Copy out the items word for word, starting with the line that contains "- window-cucina: [294, 556, 363, 572]" and ending with the line that contains "- room-label-cucina: cucina: [290, 461, 363, 487]".

---------- Data listing

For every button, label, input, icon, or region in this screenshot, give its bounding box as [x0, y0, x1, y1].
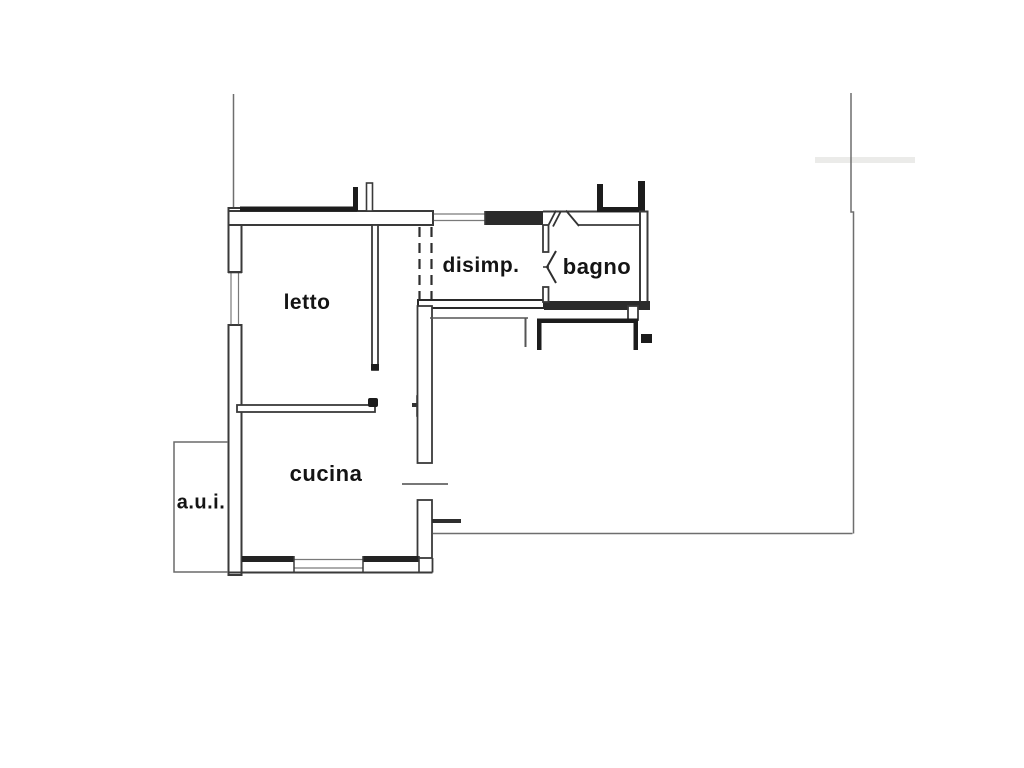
- window-cucina: [294, 556, 363, 572]
- room-label-disimp: disimp.: [442, 254, 519, 278]
- floor-plan-page: letto disimp. bagno cucina a.u.i.: [0, 0, 1024, 768]
- scan-smudge: [815, 157, 915, 163]
- window-top: [433, 211, 485, 225]
- wall-stub-mark: [641, 334, 652, 343]
- balcony-bagno: [537, 319, 652, 351]
- wall-letto-cucina: [237, 396, 421, 416]
- dashed-opening-disimp: [420, 227, 432, 299]
- door-hinge-mark: [368, 398, 378, 407]
- niche-above-bagno: [597, 181, 645, 212]
- room-label-aui: a.u.i.: [177, 492, 226, 515]
- floor-plan-drawing: [0, 0, 1024, 768]
- wall-bottom-disimp-bagno: [418, 300, 650, 320]
- wall-right-bagno: [640, 212, 648, 307]
- wall-left: [229, 208, 242, 575]
- wall-bottom-cucina: [228, 556, 433, 573]
- balcony-top-left: [240, 183, 373, 212]
- room-label-letto: letto: [284, 291, 331, 315]
- pillar: [367, 183, 373, 211]
- partition-letto: [371, 225, 379, 370]
- room-label-cucina: cucina: [290, 461, 363, 487]
- wall-right-cucina: [402, 306, 461, 558]
- door-bagno-swing: [543, 251, 556, 283]
- wall-top: [229, 211, 649, 225]
- window-letto: [228, 273, 242, 326]
- door-entrance: [548, 211, 579, 227]
- partition-disimp-bagno: [543, 225, 549, 302]
- room-label-bagno: bagno: [563, 254, 632, 280]
- terrace-outline: [430, 318, 528, 347]
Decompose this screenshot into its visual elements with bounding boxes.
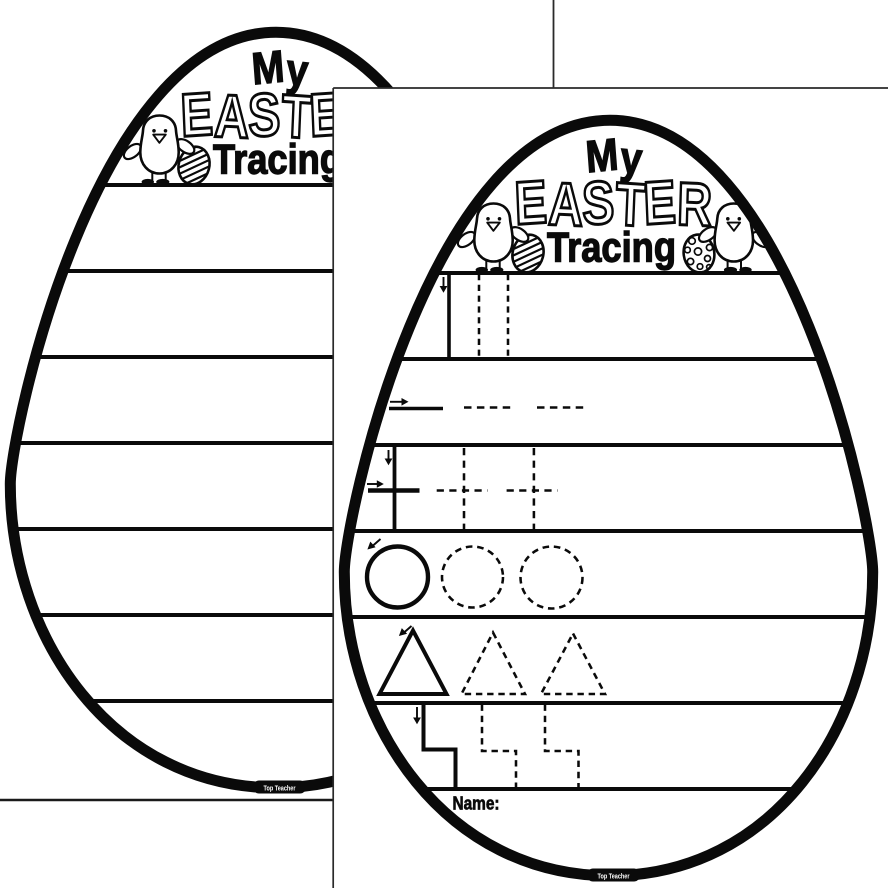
svg-text:Name:: Name: [453, 793, 500, 814]
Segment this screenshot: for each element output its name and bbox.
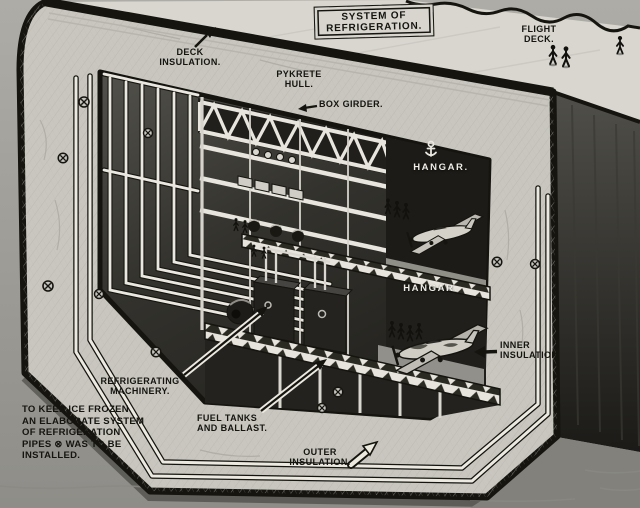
title-line-2: REFRIGERATION. xyxy=(326,21,422,35)
label-flight-deck: FLIGHT DECK. xyxy=(522,24,557,44)
label-deck-insulation: DECK INSULATION. xyxy=(159,47,220,67)
label-fuel-tanks: FUEL TANKS AND BALLAST. xyxy=(197,413,267,433)
label-box-girder: BOX GIRDER. xyxy=(319,99,383,109)
label-outer-insulation: OUTER INSULATION. xyxy=(289,447,350,467)
label-hangar-lower: HANGAR. xyxy=(403,284,459,294)
label-inner-insulation: INNER INSULATION xyxy=(500,340,558,360)
illustration-page: SYSTEM OF REFRIGERATION. DECK INSULATION… xyxy=(0,0,640,508)
label-hangar-upper: HANGAR. xyxy=(413,163,469,173)
label-pykrete-hull: PYKRETE HULL. xyxy=(276,69,321,89)
title-box: SYSTEM OF REFRIGERATION. xyxy=(314,3,435,39)
ship-side-face xyxy=(553,92,640,452)
label-refrigerating-machinery: REFRIGERATING MACHINERY. xyxy=(100,376,179,396)
caption-note: TO KEEP ICE FROZEN AN ELABORATE SYSTEM O… xyxy=(22,404,144,462)
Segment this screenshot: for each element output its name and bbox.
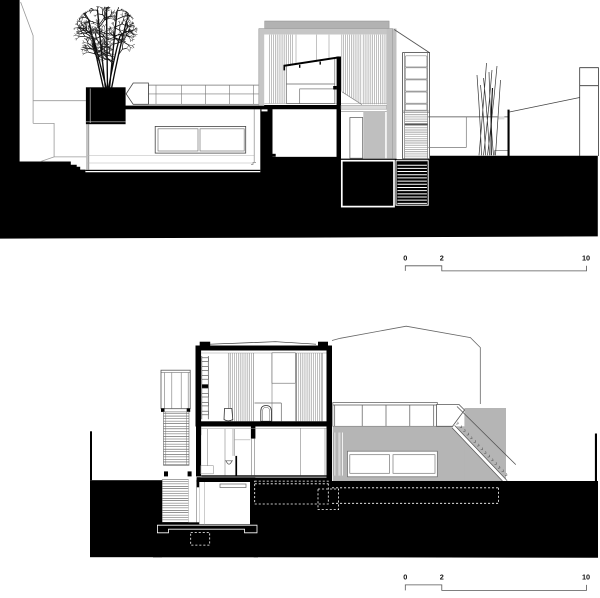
- svg-text:10: 10: [582, 254, 590, 263]
- svg-text:10: 10: [582, 573, 590, 582]
- svg-text:2: 2: [440, 573, 444, 582]
- svg-text:0: 0: [403, 573, 407, 582]
- svg-text:0: 0: [403, 254, 407, 263]
- svg-text:2: 2: [440, 254, 444, 263]
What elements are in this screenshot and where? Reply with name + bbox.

--------------------

§ **Output for this exercise**:
- window-cucina: [294, 556, 363, 572]
- room-label-disimp: disimp.: [442, 254, 519, 278]
- floor-plan-page: letto disimp. bagno cucina a.u.i.: [0, 0, 1024, 768]
- scan-smudge: [815, 157, 915, 163]
- window-top: [433, 211, 485, 225]
- wall-stub-mark: [641, 334, 652, 343]
- balcony-bagno: [537, 319, 652, 351]
- wall-letto-cucina: [237, 396, 421, 416]
- dashed-opening-disimp: [420, 227, 432, 299]
- door-hinge-mark: [368, 398, 378, 407]
- niche-above-bagno: [597, 181, 645, 212]
- room-label-aui: a.u.i.: [177, 492, 226, 515]
- floor-plan-drawing: [0, 0, 1024, 768]
- wall-bottom-disimp-bagno: [418, 300, 650, 320]
- wall-right-bagno: [640, 212, 648, 307]
- wall-left: [229, 208, 242, 575]
- wall-bottom-cucina: [228, 556, 433, 573]
- balcony-top-left: [240, 183, 373, 212]
- room-label-letto: letto: [284, 291, 331, 315]
- pillar: [367, 183, 373, 211]
- partition-letto: [371, 225, 379, 370]
- room-label-cucina: cucina: [290, 461, 363, 487]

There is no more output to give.